— start Input records —

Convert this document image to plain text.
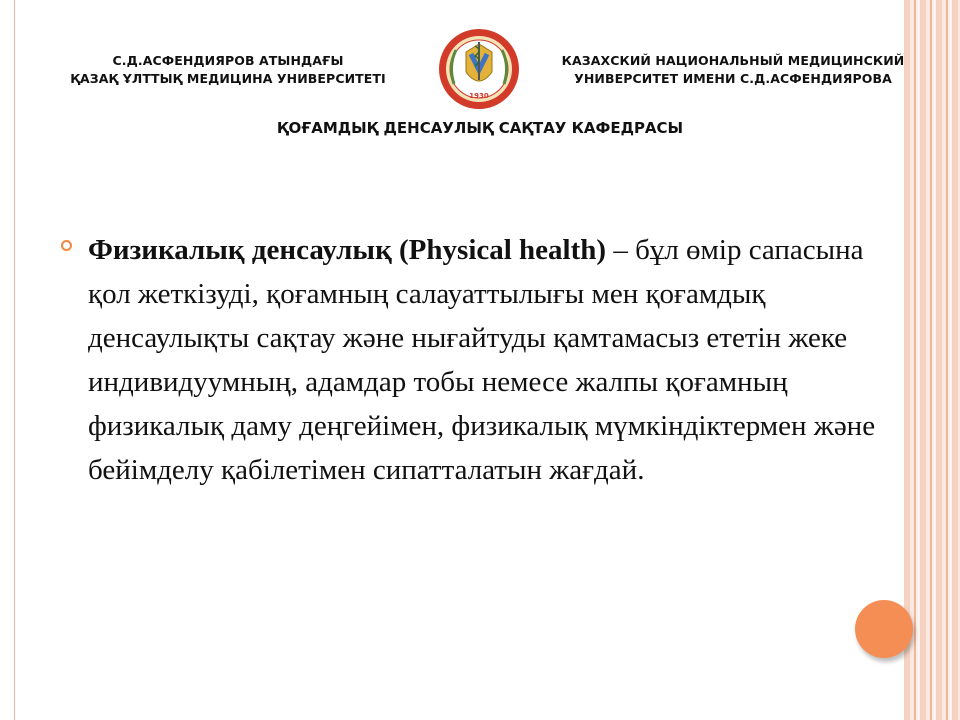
С.Д.АСФЕНДИЯРОВ АТЫНДАҒЫ
ҚАЗАҚ ҰЛТТЫҚ МЕДИЦИНА УНИВЕРСИТЕТІ
1930
КАЗАХСКИЙ НАЦИОНАЛЬНЫЙ МЕДИЦИНСКИЙ
УНИВЕРСИТЕТ ИМЕНИ С.Д.АСФЕНДИЯРОВА
ҚОҒАМДЫҚ ДЕНСАУЛЫҚ САҚТАУ КАФЕДРАСЫ
Физикалық денсаулық (Physical health) – бұл өмір сапасына қол жеткізуді, қоғамның салауаттылығы мен қоғамдық денсаулықты сақтау және нығайтуды қамтамасыз ететін жеке индивидуумның, адамдар тобы немесе жалпы қоғамның физикалық даму деңгейімен, физикалық мүмкіндіктермен және бейімделу қабілетімен сипатталатын жағдай.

— end Input records —

Exercise.
Restate the data above exactly, stripping out each image.

Output.
Convert this document image to plain text.
С.Д.АСФЕНДИЯРОВ АТЫНДАҒЫ
ҚАЗАҚ ҰЛТТЫҚ МЕДИЦИНА УНИВЕРСИТЕТІ
1930
КАЗАХСКИЙ НАЦИОНАЛЬНЫЙ МЕДИЦИНСКИЙ
УНИВЕРСИТЕТ ИМЕНИ С.Д.АСФЕНДИЯРОВА
ҚОҒАМДЫҚ ДЕНСАУЛЫҚ САҚТАУ КАФЕДРАСЫ
Физикалық денсаулық (Physical health) – бұл өмір сапасына қол жеткізуді, қоғамның салауаттылығы мен қоғамдық денсаулықты сақтау және нығайтуды қамтамасыз ететін жеке индивидуумның, адамдар тобы немесе жалпы қоғамның физикалық даму деңгейімен, физикалық мүмкіндіктермен және бейімделу қабілетімен сипатталатын жағдай.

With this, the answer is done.